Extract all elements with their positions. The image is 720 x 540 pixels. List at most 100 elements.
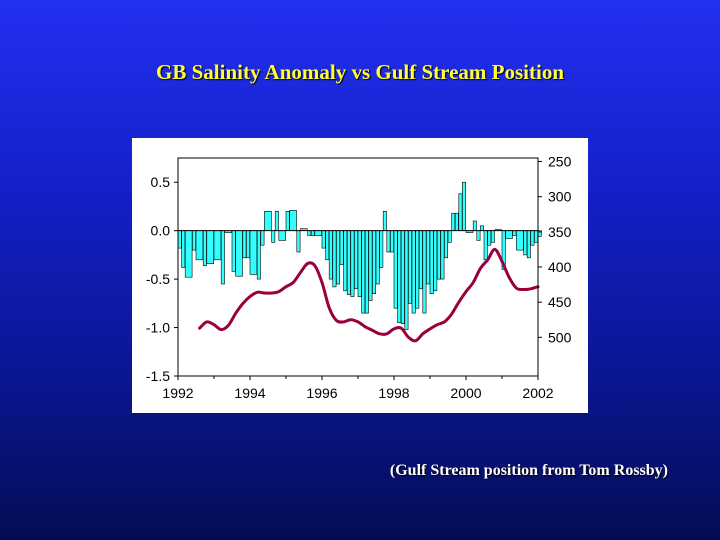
y2-tick-label: 450 (548, 294, 572, 310)
salinity-bar (429, 230, 434, 294)
slide-title: GB Salinity Anomaly vs Gulf Stream Posit… (156, 60, 564, 84)
salinity-bar (382, 211, 387, 232)
salinity-bar (397, 230, 402, 323)
salinity-bar (526, 230, 531, 259)
salinity-bar (512, 230, 517, 236)
salinity-bar (418, 230, 423, 290)
salinity-bar (411, 230, 416, 314)
salinity-bar (505, 230, 513, 239)
salinity-bar (314, 230, 323, 236)
y-tick-label: -1.0 (146, 320, 170, 336)
y-tick-label: -1.5 (146, 368, 170, 384)
salinity-bar (476, 230, 481, 241)
chart-panel: 0.5 0.0 -0.5 -1.0 -1.5 250 300 350 400 450 500 1992… (132, 138, 588, 413)
salinity-bar (242, 230, 247, 259)
salinity-bar (354, 230, 358, 290)
x-tick-label: 1996 (306, 385, 337, 401)
salinity-bar (386, 230, 391, 253)
salinity-bar (523, 230, 528, 256)
combo-chart: 0.5 0.0 -0.5 -1.0 -1.5 250 300 350 400 450 500 1992… (146, 154, 572, 401)
x-tick-label: 1994 (234, 385, 265, 401)
salinity-bar (404, 230, 409, 330)
salinity-bar (447, 230, 452, 243)
y2-tick-label: 300 (548, 189, 572, 205)
salinity-bar (249, 230, 258, 275)
y-tick-label: 0.5 (151, 174, 171, 190)
salinity-bar (350, 230, 355, 297)
salinity-bar (364, 230, 369, 314)
salinity-bar (184, 230, 193, 278)
salinity-bar (480, 225, 484, 231)
salinity-bar (454, 212, 459, 231)
salinity-bar (516, 230, 524, 251)
salinity-bar (202, 230, 207, 266)
x-tick-label: 2002 (522, 385, 553, 401)
salinity-bar (260, 230, 265, 246)
salinity-bar (235, 230, 243, 277)
salinity-bar (332, 230, 337, 288)
salinity-bar (206, 230, 215, 264)
salinity-bar (440, 230, 445, 280)
salinity-bar (343, 230, 348, 292)
salinity-bar (422, 230, 427, 314)
salinity-bar (379, 230, 384, 268)
salinity-bar (444, 230, 448, 259)
salinity-bar (472, 220, 477, 231)
salinity-bar (375, 230, 380, 285)
salinity-bar (192, 230, 197, 251)
salinity-bar (339, 230, 344, 265)
salinity-bar (274, 211, 279, 232)
salinity-bar (483, 230, 488, 261)
salinity-bar (213, 230, 222, 261)
y2-tick-label: 250 (548, 154, 572, 170)
x-tick-label: 2000 (450, 385, 481, 401)
salinity-bar (278, 230, 287, 241)
salinity-bar (433, 230, 438, 292)
salinity-bar (264, 211, 272, 232)
salinity-bar (328, 230, 333, 280)
salinity-bar (231, 230, 236, 272)
salinity-bar (357, 230, 362, 297)
salinity-bar (462, 181, 466, 231)
salinity-bar (368, 230, 373, 301)
salinity-bar (393, 230, 398, 309)
salinity-bar (271, 230, 276, 243)
salinity-bar (390, 230, 394, 253)
salinity-bar (451, 212, 456, 231)
y-tick-label: -0.5 (146, 271, 170, 287)
salinity-bar (296, 230, 301, 253)
salinity-bar (246, 230, 251, 259)
salinity-bar (415, 230, 420, 309)
salinity-bar (346, 230, 351, 295)
bars-layer (177, 181, 542, 330)
x-tick-label: 1998 (378, 385, 409, 401)
salinity-bar (487, 230, 492, 246)
salinity-bar (181, 230, 186, 268)
gulf-stream-line (198, 247, 540, 343)
source-credit: (Gulf Stream position from Tom Rossby) (389, 462, 668, 479)
salinity-bar (285, 211, 290, 232)
salinity-bar (361, 230, 366, 314)
x-tick-label: 1992 (162, 385, 193, 401)
axes-layer: 0.5 0.0 -0.5 -1.0 -1.5 250 300 350 400 450 500 1992… (146, 154, 572, 401)
salinity-bar (408, 230, 412, 304)
salinity-bar (321, 230, 326, 249)
salinity-bar (534, 230, 538, 243)
salinity-bar (458, 193, 463, 231)
salinity-bar (490, 230, 495, 243)
salinity-bar (220, 230, 225, 285)
salinity-bar (336, 230, 340, 285)
salinity-bar (310, 230, 315, 236)
line-layer (198, 247, 540, 343)
y-tick-label: 0.0 (151, 223, 171, 239)
salinity-bar (530, 230, 535, 246)
salinity-bar (426, 230, 430, 285)
salinity-bar (372, 230, 376, 294)
salinity-bar (256, 230, 261, 280)
salinity-bar (289, 210, 297, 231)
y2-tick-label: 400 (548, 259, 572, 275)
salinity-bar (195, 230, 204, 261)
salinity-bar (325, 230, 330, 261)
y2-tick-label: 350 (548, 224, 572, 240)
salinity-bar (400, 230, 405, 324)
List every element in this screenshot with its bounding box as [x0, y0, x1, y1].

══════

- _Directive_:
Convert the lines of the entries above, from the line that contains "y2-tick-label: 450 (548, 294, 572, 310)" through the line that contains "salinity-bar (462, 181, 466, 231)", into a JSON list of strings, one string for each line, with blank lines omitted.

- _Answer for the task_:
[
  "y2-tick-label: 450 (548, 294, 572, 310)",
  "salinity-bar (429, 230, 434, 294)",
  "slide-title: GB Salinity Anomaly vs Gulf Stream Posit… (156, 60, 564, 84)",
  "salinity-bar (382, 211, 387, 232)",
  "salinity-bar (397, 230, 402, 323)",
  "salinity-bar (526, 230, 531, 259)",
  "salinity-bar (512, 230, 517, 236)",
  "salinity-bar (418, 230, 423, 290)",
  "salinity-bar (411, 230, 416, 314)",
  "salinity-bar (505, 230, 513, 239)",
  "salinity-bar (314, 230, 323, 236)",
  "y-tick-label: -1.0 (146, 320, 170, 336)",
  "y-tick-label: -1.5 (146, 368, 170, 384)",
  "salinity-bar (476, 230, 481, 241)",
  "chart-panel: 0.5 0.0 -0.5 -1.0 -1.5 250 300 350 400 450 500 1992… (132, 138, 588, 413)",
  "salinity-bar (242, 230, 247, 259)",
  "salinity-bar (354, 230, 358, 290)",
  "x-tick-label: 1996 (306, 385, 337, 401)",
  "salinity-bar (386, 230, 391, 253)",
  "salinity-bar (523, 230, 528, 256)",
  "combo-chart: 0.5 0.0 -0.5 -1.0 -1.5 250 300 350 400 450 500 1992… (146, 154, 572, 401)",
  "x-tick-label: 1994 (234, 385, 265, 401)",
  "salinity-bar (404, 230, 409, 330)",
  "salinity-bar (447, 230, 452, 243)",
  "y2-tick-label: 300 (548, 189, 572, 205)",
  "salinity-bar (249, 230, 258, 275)",
  "y-tick-label: 0.5 (151, 174, 171, 190)",
  "salinity-bar (350, 230, 355, 297)",
  "salinity-bar (364, 230, 369, 314)",
  "salinity-bar (184, 230, 193, 278)",
  "salinity-bar (480, 225, 484, 231)",
  "salinity-bar (454, 212, 459, 231)",
  "salinity-bar (516, 230, 524, 251)",
  "salinity-bar (202, 230, 207, 266)",
  "x-tick-label: 2002 (522, 385, 553, 401)",
  "salinity-bar (260, 230, 265, 246)",
  "salinity-bar (235, 230, 243, 277)",
  "salinity-bar (332, 230, 337, 288)",
  "salinity-bar (206, 230, 215, 264)",
  "salinity-bar (440, 230, 445, 280)",
  "salinity-bar (343, 230, 348, 292)",
  "salinity-bar (422, 230, 427, 314)",
  "salinity-bar (379, 230, 384, 268)",
  "salinity-bar (444, 230, 448, 259)",
  "salinity-bar (472, 220, 477, 231)",
  "salinity-bar (375, 230, 380, 285)",
  "salinity-bar (192, 230, 197, 251)",
  "salinity-bar (339, 230, 344, 265)",
  "salinity-bar (274, 211, 279, 232)",
  "salinity-bar (483, 230, 488, 261)",
  "salinity-bar (213, 230, 222, 261)",
  "y2-tick-label: 250 (548, 154, 572, 170)",
  "x-tick-label: 2000 (450, 385, 481, 401)",
  "salinity-bar (278, 230, 287, 241)",
  "salinity-bar (433, 230, 438, 292)",
  "salinity-bar (264, 211, 272, 232)",
  "salinity-bar (328, 230, 333, 280)",
  "salinity-bar (231, 230, 236, 272)",
  "salinity-bar (357, 230, 362, 297)",
  "salinity-bar (462, 181, 466, 231)"
]